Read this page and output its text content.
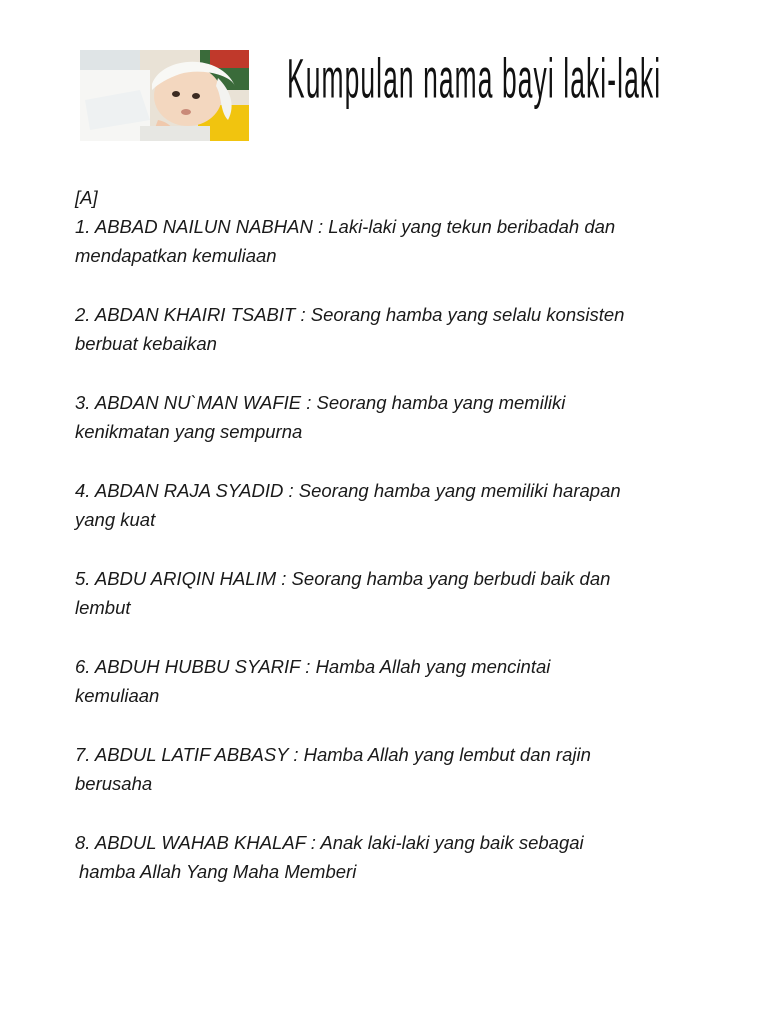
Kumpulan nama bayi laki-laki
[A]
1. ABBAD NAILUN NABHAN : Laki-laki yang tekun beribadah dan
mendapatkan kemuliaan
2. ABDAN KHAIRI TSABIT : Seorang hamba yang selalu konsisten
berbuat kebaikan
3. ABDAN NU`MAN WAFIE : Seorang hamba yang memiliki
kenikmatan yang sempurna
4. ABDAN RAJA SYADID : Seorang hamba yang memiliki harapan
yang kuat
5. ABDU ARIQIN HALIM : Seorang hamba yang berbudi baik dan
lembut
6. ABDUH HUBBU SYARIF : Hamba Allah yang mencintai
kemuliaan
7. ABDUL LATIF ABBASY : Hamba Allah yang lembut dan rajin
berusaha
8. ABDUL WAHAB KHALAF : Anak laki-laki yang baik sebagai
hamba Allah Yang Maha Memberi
--
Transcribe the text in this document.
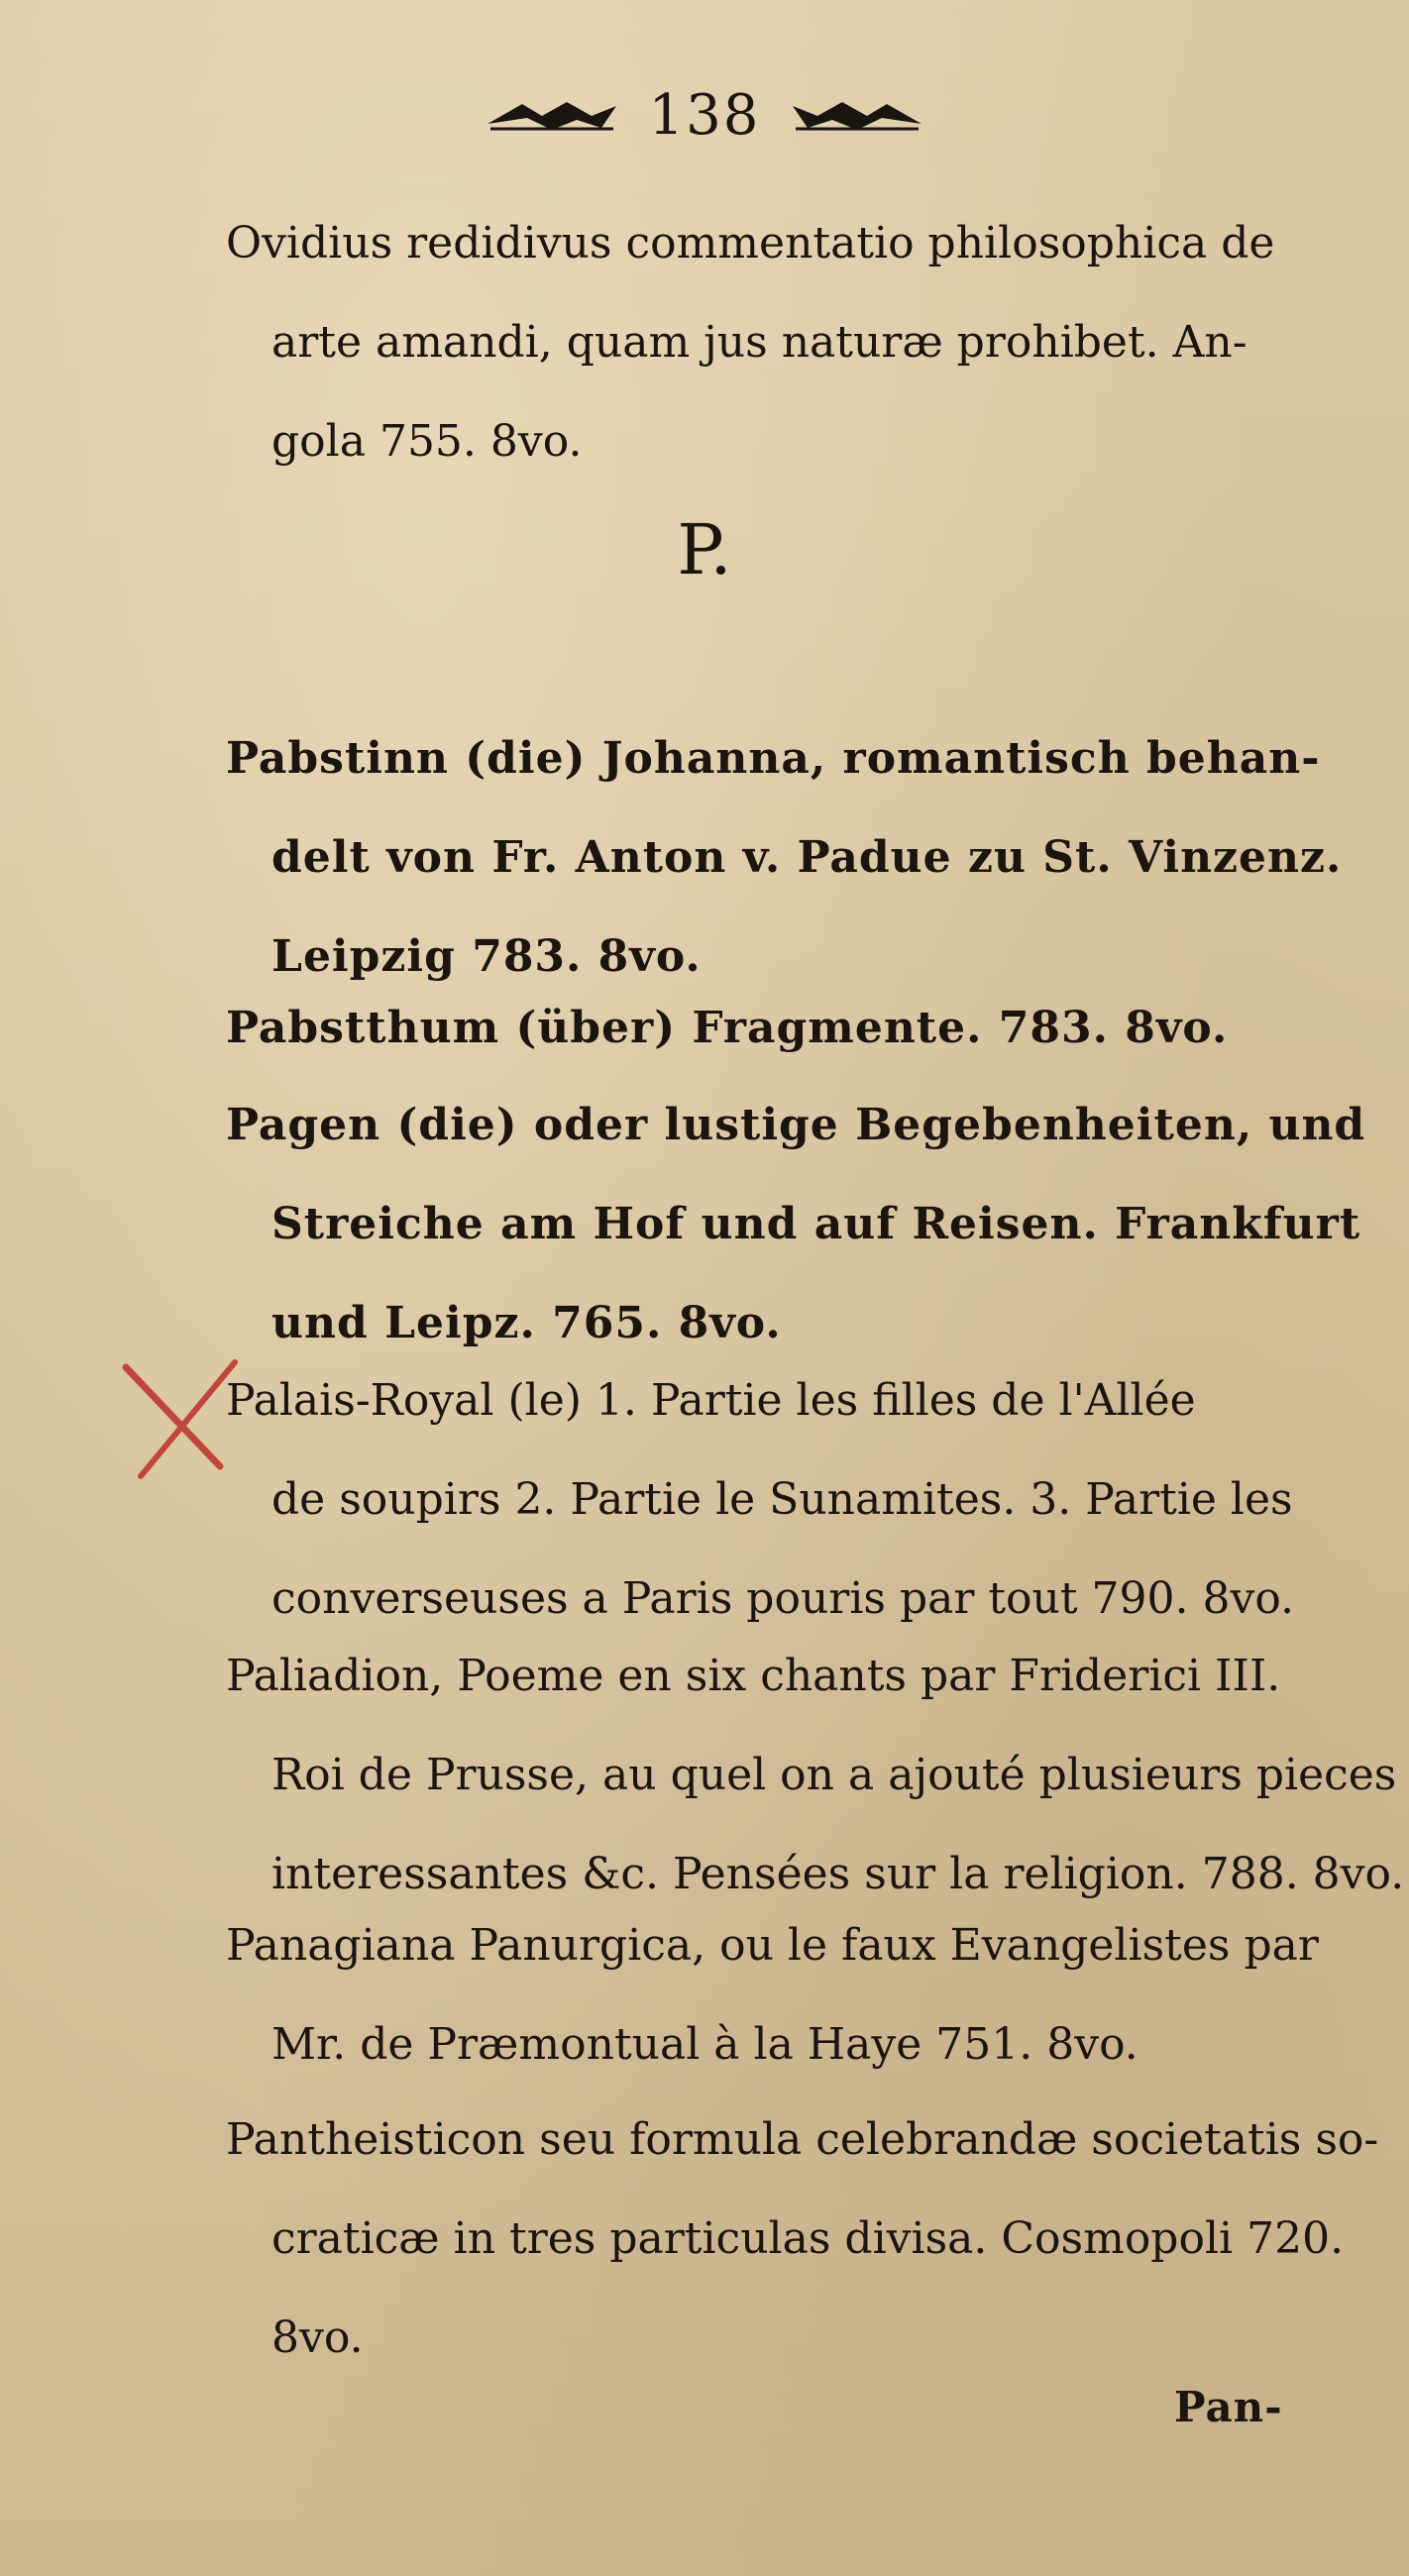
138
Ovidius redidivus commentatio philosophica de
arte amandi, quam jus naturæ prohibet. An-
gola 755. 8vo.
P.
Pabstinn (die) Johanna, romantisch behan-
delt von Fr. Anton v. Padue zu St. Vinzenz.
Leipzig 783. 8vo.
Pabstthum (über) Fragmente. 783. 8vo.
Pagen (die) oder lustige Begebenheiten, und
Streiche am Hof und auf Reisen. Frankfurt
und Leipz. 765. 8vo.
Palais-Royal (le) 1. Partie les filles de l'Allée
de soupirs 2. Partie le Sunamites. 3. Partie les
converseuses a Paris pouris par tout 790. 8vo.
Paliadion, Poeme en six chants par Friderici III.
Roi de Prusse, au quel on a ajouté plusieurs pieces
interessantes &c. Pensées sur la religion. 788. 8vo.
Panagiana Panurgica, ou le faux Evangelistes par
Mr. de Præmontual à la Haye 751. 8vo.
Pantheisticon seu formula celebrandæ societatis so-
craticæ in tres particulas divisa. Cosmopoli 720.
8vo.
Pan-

# [EXERCISE DETAILS]
Which lines contain the word "ABDUL"? Return each of them.

# [EXERCISE SOLUTION]
7. ABDUL LATIF ABBASY : Hamba Allah yang lembut dan rajin
8. ABDUL WAHAB KHALAF : Anak laki-laki yang baik sebagai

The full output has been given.